- **Task inputs**
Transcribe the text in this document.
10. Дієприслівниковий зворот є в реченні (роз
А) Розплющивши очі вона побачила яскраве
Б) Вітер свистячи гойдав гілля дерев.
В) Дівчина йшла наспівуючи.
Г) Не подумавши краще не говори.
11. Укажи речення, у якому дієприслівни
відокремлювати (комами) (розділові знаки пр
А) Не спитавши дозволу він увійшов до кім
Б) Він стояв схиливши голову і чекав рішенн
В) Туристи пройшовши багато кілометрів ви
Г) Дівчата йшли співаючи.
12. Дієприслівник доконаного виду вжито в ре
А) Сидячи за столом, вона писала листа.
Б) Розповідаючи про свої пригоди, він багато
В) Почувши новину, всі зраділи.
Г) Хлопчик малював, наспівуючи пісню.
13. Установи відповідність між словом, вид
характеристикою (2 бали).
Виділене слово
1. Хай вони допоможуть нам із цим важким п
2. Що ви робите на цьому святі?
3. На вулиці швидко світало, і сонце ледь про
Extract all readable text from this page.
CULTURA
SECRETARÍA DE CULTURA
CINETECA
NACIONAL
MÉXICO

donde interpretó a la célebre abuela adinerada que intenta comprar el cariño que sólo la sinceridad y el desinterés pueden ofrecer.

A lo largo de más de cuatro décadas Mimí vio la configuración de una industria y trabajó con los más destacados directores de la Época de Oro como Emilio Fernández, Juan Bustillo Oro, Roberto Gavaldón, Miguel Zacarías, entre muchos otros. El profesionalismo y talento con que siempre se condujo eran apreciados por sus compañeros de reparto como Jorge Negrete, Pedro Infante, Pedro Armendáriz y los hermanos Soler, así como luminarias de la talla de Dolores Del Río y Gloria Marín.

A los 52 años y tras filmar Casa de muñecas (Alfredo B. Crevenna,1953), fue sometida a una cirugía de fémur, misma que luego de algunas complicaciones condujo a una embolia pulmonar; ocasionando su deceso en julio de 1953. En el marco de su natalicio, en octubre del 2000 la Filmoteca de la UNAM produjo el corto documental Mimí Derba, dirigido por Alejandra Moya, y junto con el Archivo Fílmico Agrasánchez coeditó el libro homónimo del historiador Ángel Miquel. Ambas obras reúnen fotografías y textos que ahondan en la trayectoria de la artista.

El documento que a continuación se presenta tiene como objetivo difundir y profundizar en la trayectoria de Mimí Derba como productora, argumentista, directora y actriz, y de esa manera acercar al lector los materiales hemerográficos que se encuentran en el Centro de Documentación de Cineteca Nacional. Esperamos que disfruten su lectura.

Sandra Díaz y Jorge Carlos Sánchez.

- **Aim**
Every record should be given again exactly.

- **Answer to the problem**
Transcribe the text in this document.
10. Дієприслівниковий зворот є в реченні (роз
А) Розплющивши очі вона побачила яскраве
Б) Вітер свистячи гойдав гілля дерев.
В) Дівчина йшла наспівуючи.
Г) Не подумавши краще не говори.
11. Укажи речення, у якому дієприслівни
відокремлювати (комами) (розділові знаки пр
А) Не спитавши дозволу він увійшов до кім
Б) Він стояв схиливши голову і чекав рішенн
В) Туристи пройшовши багато кілометрів ви
Г) Дівчата йшли співаючи.
12. Дієприслівник доконаного виду вжито в ре
А) Сидячи за столом, вона писала листа.
Б) Розповідаючи про свої пригоди, він багато
В) Почувши новину, всі зраділи.
Г) Хлопчик малював, наспівуючи пісню.
13. Установи відповідність між словом, вид
характеристикою (2 бали).
Виділене слово
1. Хай вони допоможуть нам із цим важким п
2. Що ви робите на цьому святі?
3. На вулиці швидко світало, і сонце ледь про
Extract all readable text from this page.
CULTURA
SECRETARÍA DE CULTURA
CINETECA
NACIONAL
MÉXICO

donde interpretó a la célebre abuela adinerada que intenta comprar el cariño que sólo la sinceridad y el desinterés pueden ofrecer.

A lo largo de más de cuatro décadas Mimí vio la configuración de una industria y trabajó con los más destacados directores de la Época de Oro como Emilio Fernández, Juan Bustillo Oro, Roberto Gavaldón, Miguel Zacarías, entre muchos otros. El profesionalismo y talento con que siempre se condujo eran apreciados por sus compañeros de reparto como Jorge Negrete, Pedro Infante, Pedro Armendáriz y los hermanos Soler, así como luminarias de la talla de Dolores Del Río y Gloria Marín.

A los 52 años y tras filmar Casa de muñecas (Alfredo B. Crevenna,1953), fue sometida a una cirugía de fémur, misma que luego de algunas complicaciones condujo a una embolia pulmonar; ocasionando su deceso en julio de 1953. En el marco de su natalicio, en octubre del 2000 la Filmoteca de la UNAM produjo el corto documental Mimí Derba, dirigido por Alejandra Moya, y junto con el Archivo Fílmico Agrasánchez coeditó el libro homónimo del historiador Ángel Miquel. Ambas obras reúnen fotografías y textos que ahondan en la trayectoria de la artista.

El documento que a continuación se presenta tiene como objetivo difundir y profundizar en la trayectoria de Mimí Derba como productora, argumentista, directora y actriz, y de esa manera acercar al lector los materiales hemerográficos que se encuentran en el Centro de Documentación de Cineteca Nacional. Esperamos que disfruten su lectura.

Sandra Díaz y Jorge Carlos Sánchez.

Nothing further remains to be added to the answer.